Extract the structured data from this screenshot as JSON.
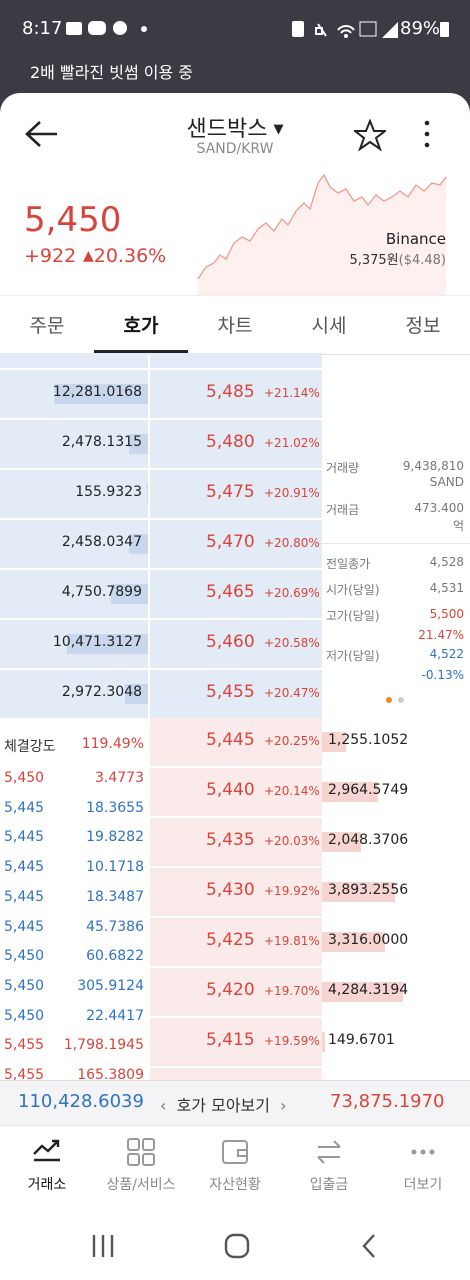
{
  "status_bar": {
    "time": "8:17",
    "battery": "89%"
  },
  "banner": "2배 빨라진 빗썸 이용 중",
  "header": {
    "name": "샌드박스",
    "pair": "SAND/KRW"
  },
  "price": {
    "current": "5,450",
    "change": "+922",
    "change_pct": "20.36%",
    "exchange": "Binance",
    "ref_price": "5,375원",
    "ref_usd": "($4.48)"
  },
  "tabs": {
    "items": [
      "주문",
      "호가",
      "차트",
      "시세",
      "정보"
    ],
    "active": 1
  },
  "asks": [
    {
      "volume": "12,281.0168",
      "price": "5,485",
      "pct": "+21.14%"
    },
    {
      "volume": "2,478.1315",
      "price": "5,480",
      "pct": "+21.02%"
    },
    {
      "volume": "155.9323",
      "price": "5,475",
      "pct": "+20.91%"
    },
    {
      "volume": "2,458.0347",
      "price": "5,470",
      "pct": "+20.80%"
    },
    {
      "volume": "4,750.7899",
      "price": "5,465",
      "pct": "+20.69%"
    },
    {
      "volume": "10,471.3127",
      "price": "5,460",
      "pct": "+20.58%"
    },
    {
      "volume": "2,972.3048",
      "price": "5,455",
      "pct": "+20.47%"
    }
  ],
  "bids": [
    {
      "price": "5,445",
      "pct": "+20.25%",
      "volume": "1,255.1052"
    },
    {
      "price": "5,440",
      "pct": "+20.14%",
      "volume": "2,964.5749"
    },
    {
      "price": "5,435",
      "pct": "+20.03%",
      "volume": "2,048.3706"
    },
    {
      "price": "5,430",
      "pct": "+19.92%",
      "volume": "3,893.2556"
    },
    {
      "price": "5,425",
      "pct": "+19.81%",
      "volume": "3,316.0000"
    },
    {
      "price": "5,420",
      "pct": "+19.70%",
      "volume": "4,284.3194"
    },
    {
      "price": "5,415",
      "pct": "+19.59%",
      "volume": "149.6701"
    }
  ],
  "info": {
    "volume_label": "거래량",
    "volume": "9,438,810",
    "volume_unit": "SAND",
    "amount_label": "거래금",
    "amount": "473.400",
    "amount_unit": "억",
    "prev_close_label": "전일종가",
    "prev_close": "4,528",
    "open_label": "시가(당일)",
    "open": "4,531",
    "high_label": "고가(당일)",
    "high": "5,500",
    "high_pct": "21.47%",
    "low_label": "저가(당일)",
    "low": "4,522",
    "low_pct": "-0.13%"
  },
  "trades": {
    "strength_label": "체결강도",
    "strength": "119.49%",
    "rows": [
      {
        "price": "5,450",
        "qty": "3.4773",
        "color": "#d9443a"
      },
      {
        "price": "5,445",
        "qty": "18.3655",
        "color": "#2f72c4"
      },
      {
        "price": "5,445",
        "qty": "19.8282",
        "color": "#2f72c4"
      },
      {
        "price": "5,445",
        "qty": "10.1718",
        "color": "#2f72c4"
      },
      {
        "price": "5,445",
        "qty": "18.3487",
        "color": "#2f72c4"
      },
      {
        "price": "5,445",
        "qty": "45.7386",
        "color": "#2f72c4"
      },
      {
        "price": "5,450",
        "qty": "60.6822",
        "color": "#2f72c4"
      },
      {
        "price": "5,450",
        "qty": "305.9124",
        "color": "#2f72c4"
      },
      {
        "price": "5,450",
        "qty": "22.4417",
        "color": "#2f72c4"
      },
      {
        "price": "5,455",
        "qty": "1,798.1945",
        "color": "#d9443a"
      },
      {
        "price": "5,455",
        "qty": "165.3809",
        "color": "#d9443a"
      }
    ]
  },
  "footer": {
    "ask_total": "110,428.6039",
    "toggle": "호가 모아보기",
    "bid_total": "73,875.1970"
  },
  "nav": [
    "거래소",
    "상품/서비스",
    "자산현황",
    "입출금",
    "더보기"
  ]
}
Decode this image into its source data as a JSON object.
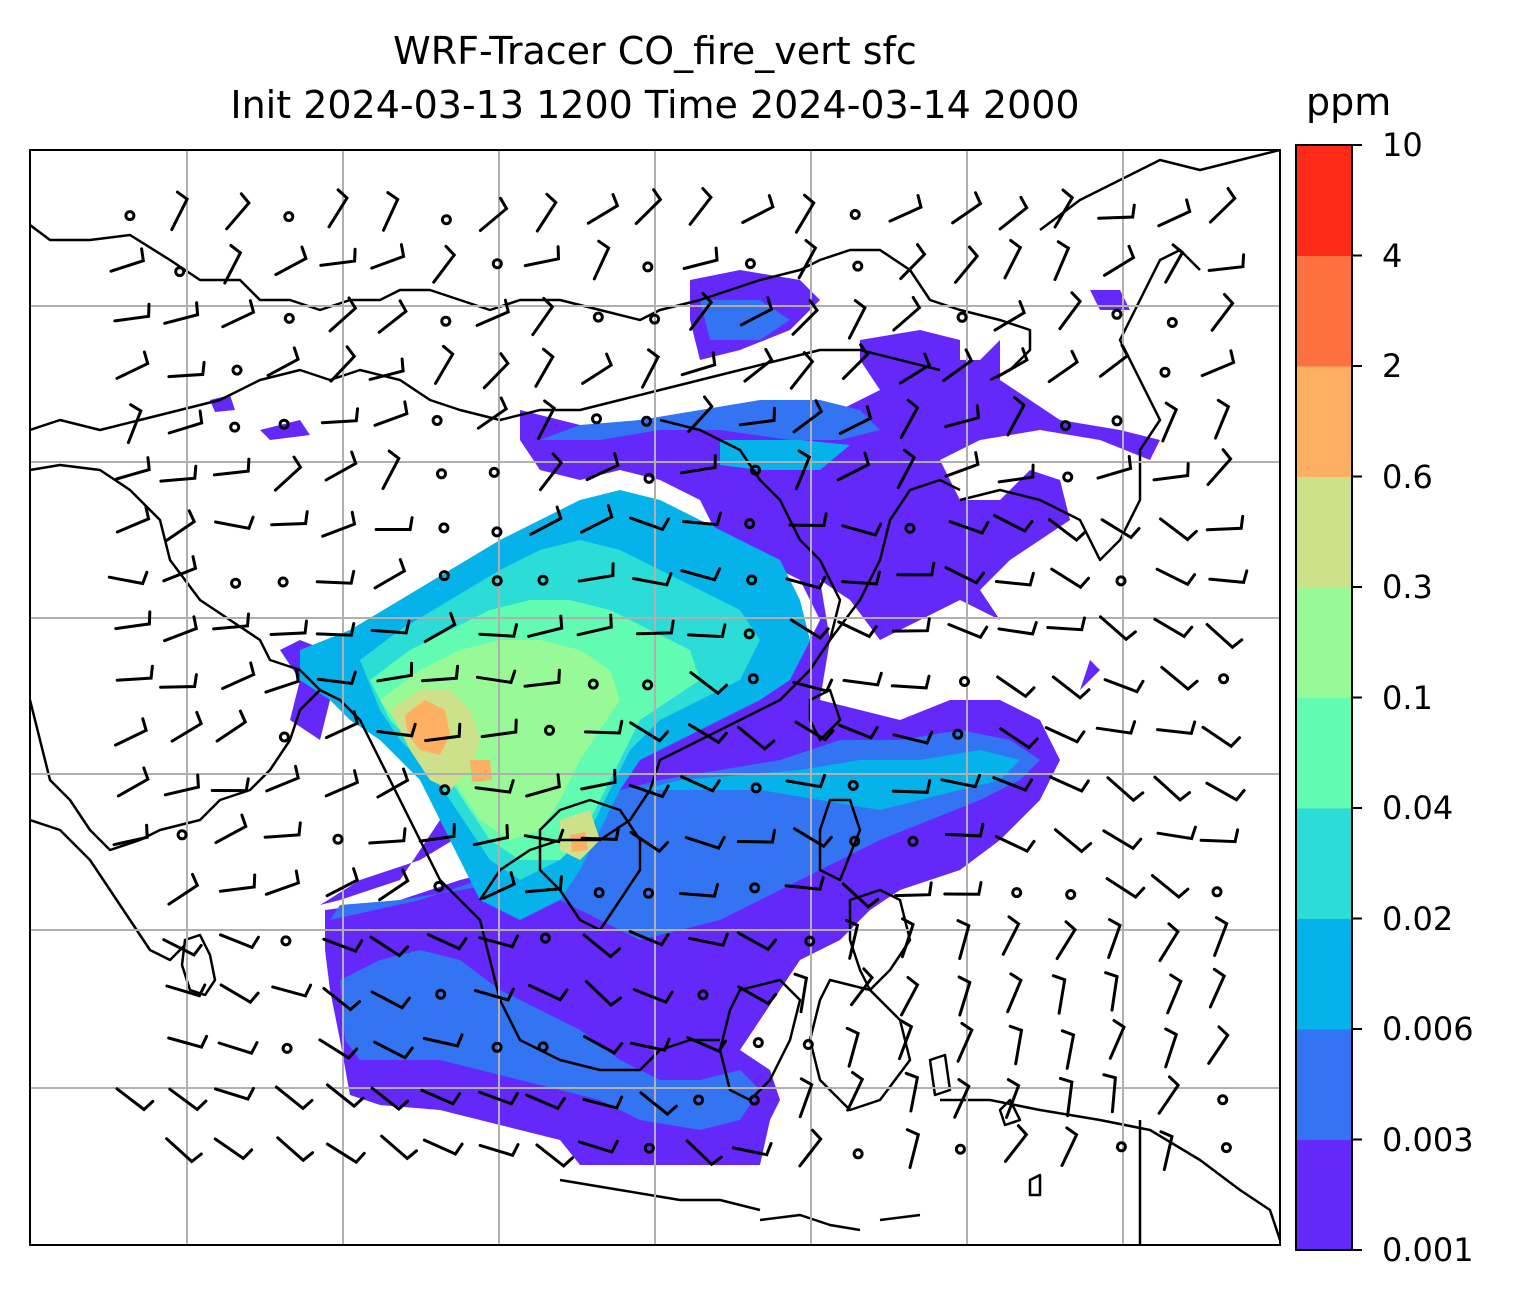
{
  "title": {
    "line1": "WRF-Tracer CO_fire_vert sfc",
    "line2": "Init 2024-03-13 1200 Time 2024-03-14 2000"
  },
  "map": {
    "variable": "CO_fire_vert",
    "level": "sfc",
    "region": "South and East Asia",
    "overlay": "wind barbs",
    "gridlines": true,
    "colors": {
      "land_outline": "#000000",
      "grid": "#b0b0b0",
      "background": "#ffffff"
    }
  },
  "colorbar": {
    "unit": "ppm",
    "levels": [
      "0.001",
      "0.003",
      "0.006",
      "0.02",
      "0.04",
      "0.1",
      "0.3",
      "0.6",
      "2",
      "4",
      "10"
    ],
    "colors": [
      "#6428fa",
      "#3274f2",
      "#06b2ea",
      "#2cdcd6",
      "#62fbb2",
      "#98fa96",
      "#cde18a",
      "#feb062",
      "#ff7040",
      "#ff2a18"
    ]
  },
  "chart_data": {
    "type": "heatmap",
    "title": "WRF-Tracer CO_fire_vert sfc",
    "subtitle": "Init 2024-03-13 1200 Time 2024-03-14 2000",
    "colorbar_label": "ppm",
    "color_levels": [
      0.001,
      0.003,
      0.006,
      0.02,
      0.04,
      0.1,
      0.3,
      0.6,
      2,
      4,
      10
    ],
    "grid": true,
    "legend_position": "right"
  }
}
━━━
Goal of the exercise →
Repeat all of the data above word for word, minus the pictures.

Output for this exercise →
Extract the structured data from this screenshot as JSON.
{
  "status_bar": {
    "time": "8:17",
    "battery": "89%"
  },
  "banner": "2배 빨라진 빗썸 이용 중",
  "header": {
    "name": "샌드박스",
    "pair": "SAND/KRW"
  },
  "price": {
    "current": "5,450",
    "change": "+922",
    "change_pct": "20.36%",
    "exchange": "Binance",
    "ref_price": "5,375원",
    "ref_usd": "($4.48)"
  },
  "tabs": {
    "items": [
      "주문",
      "호가",
      "차트",
      "시세",
      "정보"
    ],
    "active": 1
  },
  "asks": [
    {
      "volume": "12,281.0168",
      "price": "5,485",
      "pct": "+21.14%"
    },
    {
      "volume": "2,478.1315",
      "price": "5,480",
      "pct": "+21.02%"
    },
    {
      "volume": "155.9323",
      "price": "5,475",
      "pct": "+20.91%"
    },
    {
      "volume": "2,458.0347",
      "price": "5,470",
      "pct": "+20.80%"
    },
    {
      "volume": "4,750.7899",
      "price": "5,465",
      "pct": "+20.69%"
    },
    {
      "volume": "10,471.3127",
      "price": "5,460",
      "pct": "+20.58%"
    },
    {
      "volume": "2,972.3048",
      "price": "5,455",
      "pct": "+20.47%"
    }
  ],
  "bids": [
    {
      "price": "5,445",
      "pct": "+20.25%",
      "volume": "1,255.1052"
    },
    {
      "price": "5,440",
      "pct": "+20.14%",
      "volume": "2,964.5749"
    },
    {
      "price": "5,435",
      "pct": "+20.03%",
      "volume": "2,048.3706"
    },
    {
      "price": "5,430",
      "pct": "+19.92%",
      "volume": "3,893.2556"
    },
    {
      "price": "5,425",
      "pct": "+19.81%",
      "volume": "3,316.0000"
    },
    {
      "price": "5,420",
      "pct": "+19.70%",
      "volume": "4,284.3194"
    },
    {
      "price": "5,415",
      "pct": "+19.59%",
      "volume": "149.6701"
    }
  ],
  "info": {
    "volume_label": "거래량",
    "volume": "9,438,810",
    "volume_unit": "SAND",
    "amount_label": "거래금",
    "amount": "473.400",
    "amount_unit": "억",
    "prev_close_label": "전일종가",
    "prev_close": "4,528",
    "open_label": "시가(당일)",
    "open": "4,531",
    "high_label": "고가(당일)",
    "high": "5,500",
    "high_pct": "21.47%",
    "low_label": "저가(당일)",
    "low": "4,522",
    "low_pct": "-0.13%"
  },
  "trades": {
    "strength_label": "체결강도",
    "strength": "119.49%",
    "rows": [
      {
        "price": "5,450",
        "qty": "3.4773",
        "color": "#d9443a"
      },
      {
        "price": "5,445",
        "qty": "18.3655",
        "color": "#2f72c4"
      },
      {
        "price": "5,445",
        "qty": "19.8282",
        "color": "#2f72c4"
      },
      {
        "price": "5,445",
        "qty": "10.1718",
        "color": "#2f72c4"
      },
      {
        "price": "5,445",
        "qty": "18.3487",
        "color": "#2f72c4"
      },
      {
        "price": "5,445",
        "qty": "45.7386",
        "color": "#2f72c4"
      },
      {
        "price": "5,450",
        "qty": "60.6822",
        "color": "#2f72c4"
      },
      {
        "price": "5,450",
        "qty": "305.9124",
        "color": "#2f72c4"
      },
      {
        "price": "5,450",
        "qty": "22.4417",
        "color": "#2f72c4"
      },
      {
        "price": "5,455",
        "qty": "1,798.1945",
        "color": "#d9443a"
      },
      {
        "price": "5,455",
        "qty": "165.3809",
        "color": "#d9443a"
      }
    ]
  },
  "footer": {
    "ask_total": "110,428.6039",
    "toggle": "호가 모아보기",
    "bid_total": "73,875.1970"
  },
  "nav": [
    "거래소",
    "상품/서비스",
    "자산현황",
    "입출금",
    "더보기"
  ]
}
Decode this image into its source data as a JSON object.
{
  "title": {
    "line1": "WRF-Tracer CO_fire_vert sfc",
    "line2": "Init 2024-03-13 1200 Time 2024-03-14 2000"
  },
  "map": {
    "variable": "CO_fire_vert",
    "level": "sfc",
    "region": "South and East Asia",
    "overlay": "wind barbs",
    "gridlines": true,
    "colors": {
      "land_outline": "#000000",
      "grid": "#b0b0b0",
      "background": "#ffffff"
    }
  },
  "colorbar": {
    "unit": "ppm",
    "levels": [
      "0.001",
      "0.003",
      "0.006",
      "0.02",
      "0.04",
      "0.1",
      "0.3",
      "0.6",
      "2",
      "4",
      "10"
    ],
    "colors": [
      "#6428fa",
      "#3274f2",
      "#06b2ea",
      "#2cdcd6",
      "#62fbb2",
      "#98fa96",
      "#cde18a",
      "#feb062",
      "#ff7040",
      "#ff2a18"
    ]
  },
  "chart_data": {
    "type": "heatmap",
    "title": "WRF-Tracer CO_fire_vert sfc",
    "subtitle": "Init 2024-03-13 1200 Time 2024-03-14 2000",
    "colorbar_label": "ppm",
    "color_levels": [
      0.001,
      0.003,
      0.006,
      0.02,
      0.04,
      0.1,
      0.3,
      0.6,
      2,
      4,
      10
    ],
    "grid": true,
    "legend_position": "right"
  }
}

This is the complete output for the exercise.